— START OF Raw data —

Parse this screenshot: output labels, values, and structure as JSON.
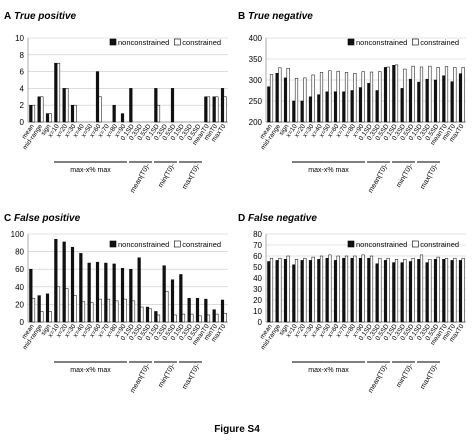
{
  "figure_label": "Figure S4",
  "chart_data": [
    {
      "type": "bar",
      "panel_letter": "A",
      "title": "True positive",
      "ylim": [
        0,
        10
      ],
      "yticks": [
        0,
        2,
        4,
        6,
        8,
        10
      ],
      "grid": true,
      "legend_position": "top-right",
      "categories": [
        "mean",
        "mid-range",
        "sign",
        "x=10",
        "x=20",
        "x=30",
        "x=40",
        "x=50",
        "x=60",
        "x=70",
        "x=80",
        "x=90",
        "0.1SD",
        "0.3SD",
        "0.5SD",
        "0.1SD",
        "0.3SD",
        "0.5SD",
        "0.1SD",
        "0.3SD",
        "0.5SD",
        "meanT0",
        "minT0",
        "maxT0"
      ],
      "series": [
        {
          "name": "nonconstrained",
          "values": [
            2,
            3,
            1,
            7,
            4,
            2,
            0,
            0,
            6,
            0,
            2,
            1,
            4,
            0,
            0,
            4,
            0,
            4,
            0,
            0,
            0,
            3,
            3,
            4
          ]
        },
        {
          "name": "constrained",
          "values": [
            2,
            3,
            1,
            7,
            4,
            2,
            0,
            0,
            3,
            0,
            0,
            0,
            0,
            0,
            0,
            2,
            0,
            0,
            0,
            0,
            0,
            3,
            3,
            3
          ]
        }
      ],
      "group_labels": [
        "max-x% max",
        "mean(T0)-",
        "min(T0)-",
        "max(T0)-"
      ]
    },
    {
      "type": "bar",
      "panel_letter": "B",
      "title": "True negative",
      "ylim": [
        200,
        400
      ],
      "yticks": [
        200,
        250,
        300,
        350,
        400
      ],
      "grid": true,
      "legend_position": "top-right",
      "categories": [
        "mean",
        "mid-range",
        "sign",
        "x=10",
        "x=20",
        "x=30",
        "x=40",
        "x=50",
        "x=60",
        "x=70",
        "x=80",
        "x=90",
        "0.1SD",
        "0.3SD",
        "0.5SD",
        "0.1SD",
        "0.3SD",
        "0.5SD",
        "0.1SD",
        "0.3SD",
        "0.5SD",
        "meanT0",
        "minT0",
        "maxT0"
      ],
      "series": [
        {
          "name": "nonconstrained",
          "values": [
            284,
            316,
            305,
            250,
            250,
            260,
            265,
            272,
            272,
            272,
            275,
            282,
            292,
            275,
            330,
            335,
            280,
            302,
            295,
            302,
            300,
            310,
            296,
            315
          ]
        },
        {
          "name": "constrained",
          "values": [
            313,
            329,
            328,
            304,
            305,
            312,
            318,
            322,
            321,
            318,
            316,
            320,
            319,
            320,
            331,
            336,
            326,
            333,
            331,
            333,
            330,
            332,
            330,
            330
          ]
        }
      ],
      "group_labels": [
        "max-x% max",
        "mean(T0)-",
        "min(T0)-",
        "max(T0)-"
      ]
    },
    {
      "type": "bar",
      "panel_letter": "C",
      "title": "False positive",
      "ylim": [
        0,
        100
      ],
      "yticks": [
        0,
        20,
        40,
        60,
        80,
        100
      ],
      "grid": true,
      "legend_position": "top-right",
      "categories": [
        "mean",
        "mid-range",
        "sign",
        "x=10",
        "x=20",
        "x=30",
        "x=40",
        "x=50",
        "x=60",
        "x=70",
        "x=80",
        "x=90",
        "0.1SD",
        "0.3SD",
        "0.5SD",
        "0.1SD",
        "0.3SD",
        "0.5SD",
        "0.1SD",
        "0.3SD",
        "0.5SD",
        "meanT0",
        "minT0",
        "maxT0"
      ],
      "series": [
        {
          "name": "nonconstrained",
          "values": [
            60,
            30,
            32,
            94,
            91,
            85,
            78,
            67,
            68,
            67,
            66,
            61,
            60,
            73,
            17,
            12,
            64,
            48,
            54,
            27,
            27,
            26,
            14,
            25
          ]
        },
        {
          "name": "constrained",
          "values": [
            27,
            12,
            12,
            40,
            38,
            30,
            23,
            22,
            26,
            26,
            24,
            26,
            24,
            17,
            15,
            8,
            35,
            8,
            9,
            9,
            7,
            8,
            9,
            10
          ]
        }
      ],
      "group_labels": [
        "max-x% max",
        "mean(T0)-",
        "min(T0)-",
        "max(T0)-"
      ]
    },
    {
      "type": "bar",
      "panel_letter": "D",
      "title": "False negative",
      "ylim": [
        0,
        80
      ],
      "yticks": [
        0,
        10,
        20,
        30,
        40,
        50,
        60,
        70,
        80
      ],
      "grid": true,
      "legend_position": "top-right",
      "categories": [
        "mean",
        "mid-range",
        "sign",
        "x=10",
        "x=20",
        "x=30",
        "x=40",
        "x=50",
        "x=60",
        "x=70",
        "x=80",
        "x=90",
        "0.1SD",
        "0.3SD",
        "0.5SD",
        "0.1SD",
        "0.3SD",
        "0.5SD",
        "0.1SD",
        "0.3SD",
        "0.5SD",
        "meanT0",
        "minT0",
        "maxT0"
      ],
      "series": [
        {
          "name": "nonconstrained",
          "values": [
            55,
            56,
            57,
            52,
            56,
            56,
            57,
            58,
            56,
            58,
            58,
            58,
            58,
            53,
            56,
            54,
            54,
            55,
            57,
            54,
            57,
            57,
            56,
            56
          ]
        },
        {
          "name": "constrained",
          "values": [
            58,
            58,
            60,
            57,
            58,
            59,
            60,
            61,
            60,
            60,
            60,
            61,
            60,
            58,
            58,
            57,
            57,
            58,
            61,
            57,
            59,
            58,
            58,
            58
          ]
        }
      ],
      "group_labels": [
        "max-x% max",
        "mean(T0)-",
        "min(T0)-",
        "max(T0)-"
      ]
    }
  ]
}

— END OF Raw data —
— START OF Raw data —

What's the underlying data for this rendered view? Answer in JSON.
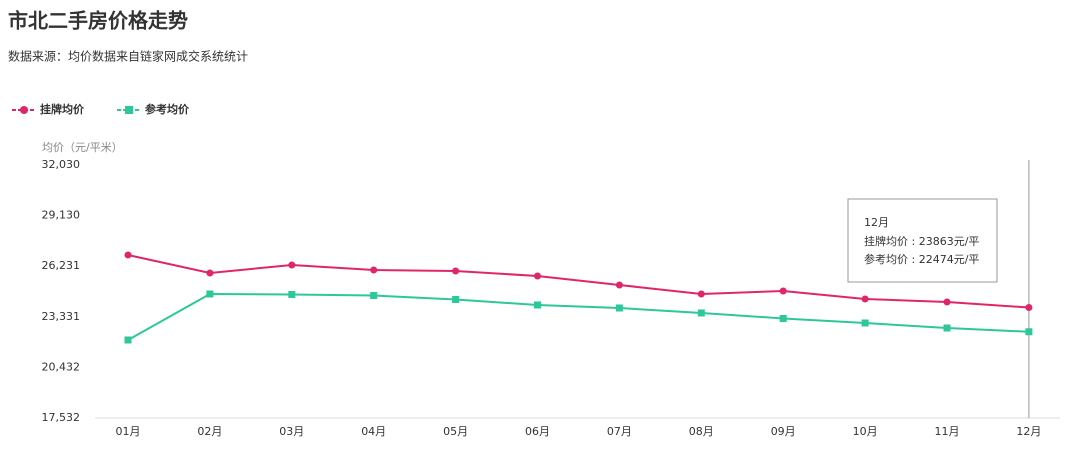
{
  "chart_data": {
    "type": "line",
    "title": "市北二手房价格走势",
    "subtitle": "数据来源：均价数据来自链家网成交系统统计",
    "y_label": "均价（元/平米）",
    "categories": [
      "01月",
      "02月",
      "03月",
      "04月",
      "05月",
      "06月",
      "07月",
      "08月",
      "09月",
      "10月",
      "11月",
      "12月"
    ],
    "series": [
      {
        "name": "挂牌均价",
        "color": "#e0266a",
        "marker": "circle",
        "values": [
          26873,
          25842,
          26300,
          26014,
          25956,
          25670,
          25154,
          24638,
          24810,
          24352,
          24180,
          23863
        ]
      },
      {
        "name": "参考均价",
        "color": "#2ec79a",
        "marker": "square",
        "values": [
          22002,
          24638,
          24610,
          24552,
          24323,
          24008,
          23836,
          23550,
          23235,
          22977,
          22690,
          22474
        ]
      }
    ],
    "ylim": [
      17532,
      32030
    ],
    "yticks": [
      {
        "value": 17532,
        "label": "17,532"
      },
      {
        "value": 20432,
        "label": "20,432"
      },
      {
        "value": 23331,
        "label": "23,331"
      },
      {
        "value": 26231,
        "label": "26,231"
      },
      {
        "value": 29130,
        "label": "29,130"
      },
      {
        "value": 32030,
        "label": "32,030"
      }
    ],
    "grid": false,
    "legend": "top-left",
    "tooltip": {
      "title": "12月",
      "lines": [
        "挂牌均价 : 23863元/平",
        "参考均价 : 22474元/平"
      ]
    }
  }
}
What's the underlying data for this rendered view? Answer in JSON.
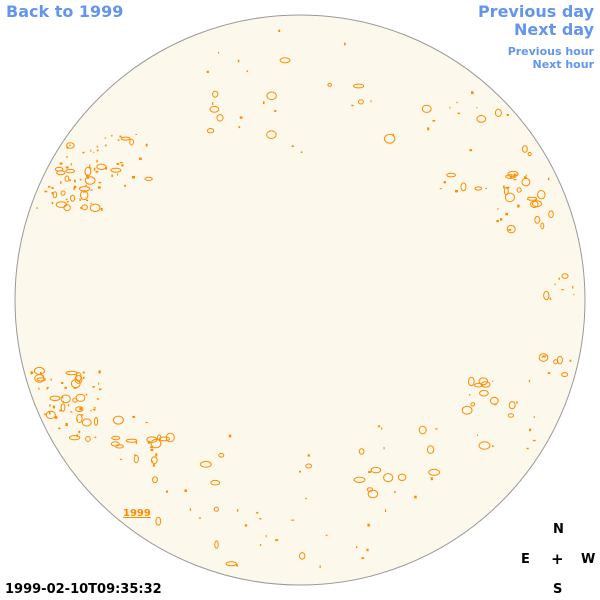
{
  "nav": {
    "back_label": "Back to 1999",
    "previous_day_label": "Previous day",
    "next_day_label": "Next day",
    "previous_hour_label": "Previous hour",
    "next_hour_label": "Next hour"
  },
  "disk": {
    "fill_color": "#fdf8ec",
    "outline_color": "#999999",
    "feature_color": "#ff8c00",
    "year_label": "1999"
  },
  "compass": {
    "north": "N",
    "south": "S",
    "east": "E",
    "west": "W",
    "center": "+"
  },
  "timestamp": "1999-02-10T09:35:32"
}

— END OF Raw data —

## Problem
Return every line holding the word "hour" from the records.

## The reply
    "previous_hour_label": "Previous hour",
    "next_hour_label": "Next hour"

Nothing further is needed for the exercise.